Records provided ::
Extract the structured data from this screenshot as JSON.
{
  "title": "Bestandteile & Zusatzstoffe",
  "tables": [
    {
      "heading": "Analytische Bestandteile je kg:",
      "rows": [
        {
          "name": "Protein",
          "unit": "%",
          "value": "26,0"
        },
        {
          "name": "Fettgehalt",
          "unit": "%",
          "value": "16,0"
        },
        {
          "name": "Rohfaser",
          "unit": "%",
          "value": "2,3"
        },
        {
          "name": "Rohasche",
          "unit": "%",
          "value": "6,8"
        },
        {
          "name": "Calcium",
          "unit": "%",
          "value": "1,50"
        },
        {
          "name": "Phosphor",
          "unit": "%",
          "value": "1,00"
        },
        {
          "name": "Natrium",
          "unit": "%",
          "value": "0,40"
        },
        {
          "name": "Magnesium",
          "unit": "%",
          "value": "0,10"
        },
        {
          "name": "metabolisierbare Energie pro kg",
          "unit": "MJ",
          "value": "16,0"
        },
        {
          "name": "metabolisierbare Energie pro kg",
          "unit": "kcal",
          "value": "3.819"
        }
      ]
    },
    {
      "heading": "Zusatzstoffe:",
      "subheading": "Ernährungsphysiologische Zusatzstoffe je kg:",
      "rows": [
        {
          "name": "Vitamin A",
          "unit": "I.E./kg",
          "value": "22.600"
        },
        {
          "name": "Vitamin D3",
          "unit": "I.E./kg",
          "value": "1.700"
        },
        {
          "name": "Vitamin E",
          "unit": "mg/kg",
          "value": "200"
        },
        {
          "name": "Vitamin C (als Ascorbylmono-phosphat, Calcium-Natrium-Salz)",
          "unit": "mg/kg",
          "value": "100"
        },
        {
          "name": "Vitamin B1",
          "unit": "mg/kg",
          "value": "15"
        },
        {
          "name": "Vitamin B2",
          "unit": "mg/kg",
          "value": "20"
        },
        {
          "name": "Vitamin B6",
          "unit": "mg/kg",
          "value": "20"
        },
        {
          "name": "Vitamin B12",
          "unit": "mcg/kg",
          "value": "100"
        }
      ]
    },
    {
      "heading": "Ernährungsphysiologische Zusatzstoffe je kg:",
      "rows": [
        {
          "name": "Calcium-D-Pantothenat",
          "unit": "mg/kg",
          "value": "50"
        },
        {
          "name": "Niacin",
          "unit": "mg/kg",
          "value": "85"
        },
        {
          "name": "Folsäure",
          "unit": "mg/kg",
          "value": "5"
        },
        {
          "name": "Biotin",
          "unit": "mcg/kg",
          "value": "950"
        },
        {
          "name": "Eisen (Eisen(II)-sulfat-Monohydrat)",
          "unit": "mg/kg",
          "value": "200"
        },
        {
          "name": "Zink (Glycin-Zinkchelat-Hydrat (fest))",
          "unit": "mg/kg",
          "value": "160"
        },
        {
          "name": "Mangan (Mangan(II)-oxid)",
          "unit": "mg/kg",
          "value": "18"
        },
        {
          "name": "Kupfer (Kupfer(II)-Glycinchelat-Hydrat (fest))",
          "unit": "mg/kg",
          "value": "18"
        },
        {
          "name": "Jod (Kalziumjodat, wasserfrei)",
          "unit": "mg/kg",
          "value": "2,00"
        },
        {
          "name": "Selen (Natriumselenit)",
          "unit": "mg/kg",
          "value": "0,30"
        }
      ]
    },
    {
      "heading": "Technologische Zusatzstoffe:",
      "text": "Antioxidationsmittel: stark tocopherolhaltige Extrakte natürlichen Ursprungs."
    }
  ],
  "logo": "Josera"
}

Problem statement :: Whenever a line in the entries above includes the word "fest", pull that line out.

Response to the exercise ::
          "name": "Zink (Glycin-Zinkchelat-Hydrat (fest))",
          "name": "Kupfer (Kupfer(II)-Glycinchelat-Hydrat (fest))",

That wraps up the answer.